(Description of the task)
Take the entries below and print all of them exactly, please.

╭─ Records to process

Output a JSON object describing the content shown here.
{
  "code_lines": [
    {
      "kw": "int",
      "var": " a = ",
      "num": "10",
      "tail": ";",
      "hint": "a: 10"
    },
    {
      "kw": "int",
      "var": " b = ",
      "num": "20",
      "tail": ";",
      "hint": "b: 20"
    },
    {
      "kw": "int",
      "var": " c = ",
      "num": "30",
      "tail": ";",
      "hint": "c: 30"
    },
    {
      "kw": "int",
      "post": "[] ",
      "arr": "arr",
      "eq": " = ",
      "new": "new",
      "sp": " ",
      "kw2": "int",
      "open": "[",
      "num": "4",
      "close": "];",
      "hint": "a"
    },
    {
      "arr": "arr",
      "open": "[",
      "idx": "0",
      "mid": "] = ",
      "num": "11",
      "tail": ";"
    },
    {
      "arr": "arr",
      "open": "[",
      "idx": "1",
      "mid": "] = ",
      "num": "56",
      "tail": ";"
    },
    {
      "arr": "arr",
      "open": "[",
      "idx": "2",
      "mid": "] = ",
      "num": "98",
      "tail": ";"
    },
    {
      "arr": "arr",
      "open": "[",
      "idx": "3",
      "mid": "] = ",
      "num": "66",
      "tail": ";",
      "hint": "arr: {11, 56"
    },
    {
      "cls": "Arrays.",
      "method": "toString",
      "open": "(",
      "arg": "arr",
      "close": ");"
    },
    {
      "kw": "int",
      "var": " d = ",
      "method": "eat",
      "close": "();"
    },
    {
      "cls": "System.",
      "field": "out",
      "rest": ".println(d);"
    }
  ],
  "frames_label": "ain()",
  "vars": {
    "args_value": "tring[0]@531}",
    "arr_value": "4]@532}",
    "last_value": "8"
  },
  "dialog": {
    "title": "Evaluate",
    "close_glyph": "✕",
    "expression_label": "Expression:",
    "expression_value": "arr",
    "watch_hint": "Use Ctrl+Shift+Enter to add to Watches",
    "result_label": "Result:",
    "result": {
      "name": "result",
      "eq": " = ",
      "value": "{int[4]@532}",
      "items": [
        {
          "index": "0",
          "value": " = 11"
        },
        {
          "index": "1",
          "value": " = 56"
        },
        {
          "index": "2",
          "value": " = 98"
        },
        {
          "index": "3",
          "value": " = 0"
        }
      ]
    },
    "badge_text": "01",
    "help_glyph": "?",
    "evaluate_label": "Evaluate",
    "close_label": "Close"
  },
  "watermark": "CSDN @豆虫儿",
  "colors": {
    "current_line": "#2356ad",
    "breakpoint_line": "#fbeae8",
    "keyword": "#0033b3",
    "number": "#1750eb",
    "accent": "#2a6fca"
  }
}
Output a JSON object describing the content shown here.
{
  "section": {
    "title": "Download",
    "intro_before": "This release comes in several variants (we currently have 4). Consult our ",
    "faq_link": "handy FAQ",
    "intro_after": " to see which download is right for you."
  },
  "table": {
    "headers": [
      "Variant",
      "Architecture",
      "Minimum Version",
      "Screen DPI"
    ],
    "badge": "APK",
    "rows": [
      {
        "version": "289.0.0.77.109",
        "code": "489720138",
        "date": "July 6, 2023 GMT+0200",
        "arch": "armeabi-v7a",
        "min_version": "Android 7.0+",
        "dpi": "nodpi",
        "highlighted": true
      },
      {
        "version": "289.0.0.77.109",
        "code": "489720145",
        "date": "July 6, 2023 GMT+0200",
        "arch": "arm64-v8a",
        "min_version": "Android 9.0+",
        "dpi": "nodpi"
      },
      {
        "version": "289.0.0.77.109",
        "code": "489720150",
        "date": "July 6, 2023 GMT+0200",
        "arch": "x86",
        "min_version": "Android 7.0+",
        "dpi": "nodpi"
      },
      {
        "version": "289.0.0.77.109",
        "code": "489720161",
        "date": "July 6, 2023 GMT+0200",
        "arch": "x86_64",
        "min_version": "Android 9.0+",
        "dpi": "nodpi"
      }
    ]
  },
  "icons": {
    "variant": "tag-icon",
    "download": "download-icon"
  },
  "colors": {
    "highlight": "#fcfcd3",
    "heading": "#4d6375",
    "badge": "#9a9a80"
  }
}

╰─

(Exercise answer)
Output a JSON object describing the content shown here.
{
  "code_lines": [
    {
      "kw": "int",
      "var": " a = ",
      "num": "10",
      "tail": ";",
      "hint": "a: 10"
    },
    {
      "kw": "int",
      "var": " b = ",
      "num": "20",
      "tail": ";",
      "hint": "b: 20"
    },
    {
      "kw": "int",
      "var": " c = ",
      "num": "30",
      "tail": ";",
      "hint": "c: 30"
    },
    {
      "kw": "int",
      "post": "[] ",
      "arr": "arr",
      "eq": " = ",
      "new": "new",
      "sp": " ",
      "kw2": "int",
      "open": "[",
      "num": "4",
      "close": "];",
      "hint": "a"
    },
    {
      "arr": "arr",
      "open": "[",
      "idx": "0",
      "mid": "] = ",
      "num": "11",
      "tail": ";"
    },
    {
      "arr": "arr",
      "open": "[",
      "idx": "1",
      "mid": "] = ",
      "num": "56",
      "tail": ";"
    },
    {
      "arr": "arr",
      "open": "[",
      "idx": "2",
      "mid": "] = ",
      "num": "98",
      "tail": ";"
    },
    {
      "arr": "arr",
      "open": "[",
      "idx": "3",
      "mid": "] = ",
      "num": "66",
      "tail": ";",
      "hint": "arr: {11, 56"
    },
    {
      "cls": "Arrays.",
      "method": "toString",
      "open": "(",
      "arg": "arr",
      "close": ");"
    },
    {
      "kw": "int",
      "var": " d = ",
      "method": "eat",
      "close": "();"
    },
    {
      "cls": "System.",
      "field": "out",
      "rest": ".println(d);"
    }
  ],
  "frames_label": "ain()",
  "vars": {
    "args_value": "tring[0]@531}",
    "arr_value": "4]@532}",
    "last_value": "8"
  },
  "dialog": {
    "title": "Evaluate",
    "close_glyph": "✕",
    "expression_label": "Expression:",
    "expression_value": "arr",
    "watch_hint": "Use Ctrl+Shift+Enter to add to Watches",
    "result_label": "Result:",
    "result": {
      "name": "result",
      "eq": " = ",
      "value": "{int[4]@532}",
      "items": [
        {
          "index": "0",
          "value": " = 11"
        },
        {
          "index": "1",
          "value": " = 56"
        },
        {
          "index": "2",
          "value": " = 98"
        },
        {
          "index": "3",
          "value": " = 0"
        }
      ]
    },
    "badge_text": "01",
    "help_glyph": "?",
    "evaluate_label": "Evaluate",
    "close_label": "Close"
  },
  "watermark": "CSDN @豆虫儿",
  "colors": {
    "current_line": "#2356ad",
    "breakpoint_line": "#fbeae8",
    "keyword": "#0033b3",
    "number": "#1750eb",
    "accent": "#2a6fca"
  }
}
Output a JSON object describing the content shown here.
{
  "section": {
    "title": "Download",
    "intro_before": "This release comes in several variants (we currently have 4). Consult our ",
    "faq_link": "handy FAQ",
    "intro_after": " to see which download is right for you."
  },
  "table": {
    "headers": [
      "Variant",
      "Architecture",
      "Minimum Version",
      "Screen DPI"
    ],
    "badge": "APK",
    "rows": [
      {
        "version": "289.0.0.77.109",
        "code": "489720138",
        "date": "July 6, 2023 GMT+0200",
        "arch": "armeabi-v7a",
        "min_version": "Android 7.0+",
        "dpi": "nodpi",
        "highlighted": true
      },
      {
        "version": "289.0.0.77.109",
        "code": "489720145",
        "date": "July 6, 2023 GMT+0200",
        "arch": "arm64-v8a",
        "min_version": "Android 9.0+",
        "dpi": "nodpi"
      },
      {
        "version": "289.0.0.77.109",
        "code": "489720150",
        "date": "July 6, 2023 GMT+0200",
        "arch": "x86",
        "min_version": "Android 7.0+",
        "dpi": "nodpi"
      },
      {
        "version": "289.0.0.77.109",
        "code": "489720161",
        "date": "July 6, 2023 GMT+0200",
        "arch": "x86_64",
        "min_version": "Android 9.0+",
        "dpi": "nodpi"
      }
    ]
  },
  "icons": {
    "variant": "tag-icon",
    "download": "download-icon"
  },
  "colors": {
    "highlight": "#fcfcd3",
    "heading": "#4d6375",
    "badge": "#9a9a80"
  }
}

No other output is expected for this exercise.